[begin Records for the exercise]

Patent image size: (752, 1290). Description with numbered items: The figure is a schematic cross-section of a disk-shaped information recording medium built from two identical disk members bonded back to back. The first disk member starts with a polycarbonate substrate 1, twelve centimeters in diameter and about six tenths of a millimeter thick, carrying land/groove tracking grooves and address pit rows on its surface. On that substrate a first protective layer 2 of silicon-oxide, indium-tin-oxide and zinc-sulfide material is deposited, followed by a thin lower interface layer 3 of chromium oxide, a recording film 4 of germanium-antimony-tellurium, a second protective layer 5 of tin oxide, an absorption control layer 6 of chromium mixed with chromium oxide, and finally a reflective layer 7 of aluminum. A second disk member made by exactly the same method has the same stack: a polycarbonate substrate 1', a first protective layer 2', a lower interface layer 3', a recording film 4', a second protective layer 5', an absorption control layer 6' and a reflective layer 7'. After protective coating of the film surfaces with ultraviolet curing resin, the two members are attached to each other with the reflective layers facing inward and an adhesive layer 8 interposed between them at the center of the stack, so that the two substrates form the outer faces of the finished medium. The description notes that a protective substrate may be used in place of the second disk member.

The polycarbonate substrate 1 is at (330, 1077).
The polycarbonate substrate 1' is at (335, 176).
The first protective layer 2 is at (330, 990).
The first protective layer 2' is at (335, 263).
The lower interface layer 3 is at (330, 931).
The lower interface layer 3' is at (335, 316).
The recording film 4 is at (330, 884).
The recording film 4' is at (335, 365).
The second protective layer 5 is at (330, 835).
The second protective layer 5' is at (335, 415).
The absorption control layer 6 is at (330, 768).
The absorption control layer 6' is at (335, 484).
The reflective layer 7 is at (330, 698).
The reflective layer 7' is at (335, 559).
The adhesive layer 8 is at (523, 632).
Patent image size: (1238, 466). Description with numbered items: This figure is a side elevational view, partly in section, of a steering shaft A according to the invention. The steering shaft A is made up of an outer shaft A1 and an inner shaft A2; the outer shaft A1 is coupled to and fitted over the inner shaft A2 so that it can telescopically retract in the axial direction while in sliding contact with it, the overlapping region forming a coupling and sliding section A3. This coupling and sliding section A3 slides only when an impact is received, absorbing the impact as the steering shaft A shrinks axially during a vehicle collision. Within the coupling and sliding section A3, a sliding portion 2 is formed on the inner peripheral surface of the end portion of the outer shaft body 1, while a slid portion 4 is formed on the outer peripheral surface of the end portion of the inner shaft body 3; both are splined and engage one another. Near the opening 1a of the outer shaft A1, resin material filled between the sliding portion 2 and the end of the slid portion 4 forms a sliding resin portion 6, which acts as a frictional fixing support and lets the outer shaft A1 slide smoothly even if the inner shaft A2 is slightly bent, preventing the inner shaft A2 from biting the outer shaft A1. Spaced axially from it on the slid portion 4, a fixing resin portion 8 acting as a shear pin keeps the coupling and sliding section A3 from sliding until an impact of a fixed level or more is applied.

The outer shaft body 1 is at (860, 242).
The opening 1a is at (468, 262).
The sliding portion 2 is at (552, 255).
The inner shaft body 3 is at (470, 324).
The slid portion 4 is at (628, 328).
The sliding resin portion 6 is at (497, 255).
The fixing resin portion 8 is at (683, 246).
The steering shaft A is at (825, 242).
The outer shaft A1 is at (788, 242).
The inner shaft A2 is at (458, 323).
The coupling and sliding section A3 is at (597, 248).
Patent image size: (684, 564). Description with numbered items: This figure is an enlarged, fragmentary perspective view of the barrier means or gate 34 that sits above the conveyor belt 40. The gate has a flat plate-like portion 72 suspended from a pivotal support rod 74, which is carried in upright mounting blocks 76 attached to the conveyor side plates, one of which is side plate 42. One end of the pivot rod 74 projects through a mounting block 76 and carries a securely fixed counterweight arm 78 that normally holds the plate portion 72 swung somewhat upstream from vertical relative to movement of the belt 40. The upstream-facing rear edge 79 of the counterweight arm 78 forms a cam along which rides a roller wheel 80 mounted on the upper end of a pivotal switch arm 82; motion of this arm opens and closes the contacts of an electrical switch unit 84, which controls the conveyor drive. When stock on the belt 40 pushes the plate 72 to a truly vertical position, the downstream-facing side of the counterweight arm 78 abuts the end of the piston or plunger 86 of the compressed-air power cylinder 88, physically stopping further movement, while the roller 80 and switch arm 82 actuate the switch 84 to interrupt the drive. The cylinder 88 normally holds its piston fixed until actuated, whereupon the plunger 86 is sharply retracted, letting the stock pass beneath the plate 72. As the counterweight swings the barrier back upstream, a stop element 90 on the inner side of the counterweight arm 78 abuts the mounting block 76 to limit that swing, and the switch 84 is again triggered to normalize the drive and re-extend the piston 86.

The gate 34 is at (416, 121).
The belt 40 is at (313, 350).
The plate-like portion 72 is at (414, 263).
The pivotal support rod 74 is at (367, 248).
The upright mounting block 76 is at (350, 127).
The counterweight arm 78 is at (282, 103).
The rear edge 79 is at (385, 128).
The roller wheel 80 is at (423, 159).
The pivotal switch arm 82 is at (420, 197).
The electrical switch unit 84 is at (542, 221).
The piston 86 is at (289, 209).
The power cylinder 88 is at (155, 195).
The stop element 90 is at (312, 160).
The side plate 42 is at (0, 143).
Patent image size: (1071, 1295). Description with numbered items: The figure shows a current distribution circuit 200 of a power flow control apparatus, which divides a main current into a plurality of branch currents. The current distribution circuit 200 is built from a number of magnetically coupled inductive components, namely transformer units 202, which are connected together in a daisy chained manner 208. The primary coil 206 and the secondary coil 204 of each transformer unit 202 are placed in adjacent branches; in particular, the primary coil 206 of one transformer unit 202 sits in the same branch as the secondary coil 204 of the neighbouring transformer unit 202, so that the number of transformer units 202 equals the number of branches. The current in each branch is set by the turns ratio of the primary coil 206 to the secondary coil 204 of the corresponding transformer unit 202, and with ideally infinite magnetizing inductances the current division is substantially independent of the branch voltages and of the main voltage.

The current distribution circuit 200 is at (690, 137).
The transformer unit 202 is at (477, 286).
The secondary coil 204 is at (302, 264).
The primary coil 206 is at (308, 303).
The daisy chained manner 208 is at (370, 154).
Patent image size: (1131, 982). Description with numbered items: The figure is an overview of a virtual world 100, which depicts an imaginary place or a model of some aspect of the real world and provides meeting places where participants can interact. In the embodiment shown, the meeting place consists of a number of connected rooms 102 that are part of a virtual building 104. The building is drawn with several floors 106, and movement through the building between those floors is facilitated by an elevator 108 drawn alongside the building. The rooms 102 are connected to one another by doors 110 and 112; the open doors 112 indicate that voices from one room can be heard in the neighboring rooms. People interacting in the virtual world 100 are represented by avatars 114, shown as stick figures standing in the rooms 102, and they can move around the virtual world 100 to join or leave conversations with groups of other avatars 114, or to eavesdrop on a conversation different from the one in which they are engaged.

[end Records for the exercise]

### Goal of the exercise
Rewrite the listing above, replacing every "Patent image size" with "Figure dimensions" and leaving everything else unchanged.

### Exercise result
Figure dimensions: (752, 1290). Description with numbered items: The figure is a schematic cross-section of a disk-shaped information recording medium built from two identical disk members bonded back to back. The first disk member starts with a polycarbonate substrate 1, twelve centimeters in diameter and about six tenths of a millimeter thick, carrying land/groove tracking grooves and address pit rows on its surface. On that substrate a first protective layer 2 of silicon-oxide, indium-tin-oxide and zinc-sulfide material is deposited, followed by a thin lower interface layer 3 of chromium oxide, a recording film 4 of germanium-antimony-tellurium, a second protective layer 5 of tin oxide, an absorption control layer 6 of chromium mixed with chromium oxide, and finally a reflective layer 7 of aluminum. A second disk member made by exactly the same method has the same stack: a polycarbonate substrate 1', a first protective layer 2', a lower interface layer 3', a recording film 4', a second protective layer 5', an absorption control layer 6' and a reflective layer 7'. After protective coating of the film surfaces with ultraviolet curing resin, the two members are attached to each other with the reflective layers facing inward and an adhesive layer 8 interposed between them at the center of the stack, so that the two substrates form the outer faces of the finished medium. The description notes that a protective substrate may be used in place of the second disk member.

The polycarbonate substrate 1 is at (330, 1077).
The polycarbonate substrate 1' is at (335, 176).
The first protective layer 2 is at (330, 990).
The first protective layer 2' is at (335, 263).
The lower interface layer 3 is at (330, 931).
The lower interface layer 3' is at (335, 316).
The recording film 4 is at (330, 884).
The recording film 4' is at (335, 365).
The second protective layer 5 is at (330, 835).
The second protective layer 5' is at (335, 415).
The absorption control layer 6 is at (330, 768).
The absorption control layer 6' is at (335, 484).
The reflective layer 7 is at (330, 698).
The reflective layer 7' is at (335, 559).
The adhesive layer 8 is at (523, 632).
Figure dimensions: (1238, 466). Description with numbered items: This figure is a side elevational view, partly in section, of a steering shaft A according to the invention. The steering shaft A is made up of an outer shaft A1 and an inner shaft A2; the outer shaft A1 is coupled to and fitted over the inner shaft A2 so that it can telescopically retract in the axial direction while in sliding contact with it, the overlapping region forming a coupling and sliding section A3. This coupling and sliding section A3 slides only when an impact is received, absorbing the impact as the steering shaft A shrinks axially during a vehicle collision. Within the coupling and sliding section A3, a sliding portion 2 is formed on the inner peripheral surface of the end portion of the outer shaft body 1, while a slid portion 4 is formed on the outer peripheral surface of the end portion of the inner shaft body 3; both are splined and engage one another. Near the opening 1a of the outer shaft A1, resin material filled between the sliding portion 2 and the end of the slid portion 4 forms a sliding resin portion 6, which acts as a frictional fixing support and lets the outer shaft A1 slide smoothly even if the inner shaft A2 is slightly bent, preventing the inner shaft A2 from biting the outer shaft A1. Spaced axially from it on the slid portion 4, a fixing resin portion 8 acting as a shear pin keeps the coupling and sliding section A3 from sliding until an impact of a fixed level or more is applied.

The outer shaft body 1 is at (860, 242).
The opening 1a is at (468, 262).
The sliding portion 2 is at (552, 255).
The inner shaft body 3 is at (470, 324).
The slid portion 4 is at (628, 328).
The sliding resin portion 6 is at (497, 255).
The fixing resin portion 8 is at (683, 246).
The steering shaft A is at (825, 242).
The outer shaft A1 is at (788, 242).
The inner shaft A2 is at (458, 323).
The coupling and sliding section A3 is at (597, 248).
Figure dimensions: (684, 564). Description with numbered items: This figure is an enlarged, fragmentary perspective view of the barrier means or gate 34 that sits above the conveyor belt 40. The gate has a flat plate-like portion 72 suspended from a pivotal support rod 74, which is carried in upright mounting blocks 76 attached to the conveyor side plates, one of which is side plate 42. One end of the pivot rod 74 projects through a mounting block 76 and carries a securely fixed counterweight arm 78 that normally holds the plate portion 72 swung somewhat upstream from vertical relative to movement of the belt 40. The upstream-facing rear edge 79 of the counterweight arm 78 forms a cam along which rides a roller wheel 80 mounted on the upper end of a pivotal switch arm 82; motion of this arm opens and closes the contacts of an electrical switch unit 84, which controls the conveyor drive. When stock on the belt 40 pushes the plate 72 to a truly vertical position, the downstream-facing side of the counterweight arm 78 abuts the end of the piston or plunger 86 of the compressed-air power cylinder 88, physically stopping further movement, while the roller 80 and switch arm 82 actuate the switch 84 to interrupt the drive. The cylinder 88 normally holds its piston fixed until actuated, whereupon the plunger 86 is sharply retracted, letting the stock pass beneath the plate 72. As the counterweight swings the barrier back upstream, a stop element 90 on the inner side of the counterweight arm 78 abuts the mounting block 76 to limit that swing, and the switch 84 is again triggered to normalize the drive and re-extend the piston 86.

The gate 34 is at (416, 121).
The belt 40 is at (313, 350).
The plate-like portion 72 is at (414, 263).
The pivotal support rod 74 is at (367, 248).
The upright mounting block 76 is at (350, 127).
The counterweight arm 78 is at (282, 103).
The rear edge 79 is at (385, 128).
The roller wheel 80 is at (423, 159).
The pivotal switch arm 82 is at (420, 197).
The electrical switch unit 84 is at (542, 221).
The piston 86 is at (289, 209).
The power cylinder 88 is at (155, 195).
The stop element 90 is at (312, 160).
The side plate 42 is at (0, 143).
Figure dimensions: (1071, 1295). Description with numbered items: The figure shows a current distribution circuit 200 of a power flow control apparatus, which divides a main current into a plurality of branch currents. The current distribution circuit 200 is built from a number of magnetically coupled inductive components, namely transformer units 202, which are connected together in a daisy chained manner 208. The primary coil 206 and the secondary coil 204 of each transformer unit 202 are placed in adjacent branches; in particular, the primary coil 206 of one transformer unit 202 sits in the same branch as the secondary coil 204 of the neighbouring transformer unit 202, so that the number of transformer units 202 equals the number of branches. The current in each branch is set by the turns ratio of the primary coil 206 to the secondary coil 204 of the corresponding transformer unit 202, and with ideally infinite magnetizing inductances the current division is substantially independent of the branch voltages and of the main voltage.

The current distribution circuit 200 is at (690, 137).
The transformer unit 202 is at (477, 286).
The secondary coil 204 is at (302, 264).
The primary coil 206 is at (308, 303).
The daisy chained manner 208 is at (370, 154).
Figure dimensions: (1131, 982). Description with numbered items: The figure is an overview of a virtual world 100, which depicts an imaginary place or a model of some aspect of the real world and provides meeting places where participants can interact. In the embodiment shown, the meeting place consists of a number of connected rooms 102 that are part of a virtual building 104. The building is drawn with several floors 106, and movement through the building between those floors is facilitated by an elevator 108 drawn alongside the building. The rooms 102 are connected to one another by doors 110 and 112; the open doors 112 indicate that voices from one room can be heard in the neighboring rooms. People interacting in the virtual world 100 are represented by avatars 114, shown as stick figures standing in the rooms 102, and they can move around the virtual world 100 to join or leave conversations with groups of other avatars 114, or to eavesdrop on a conversation different from the one in which they are engaged.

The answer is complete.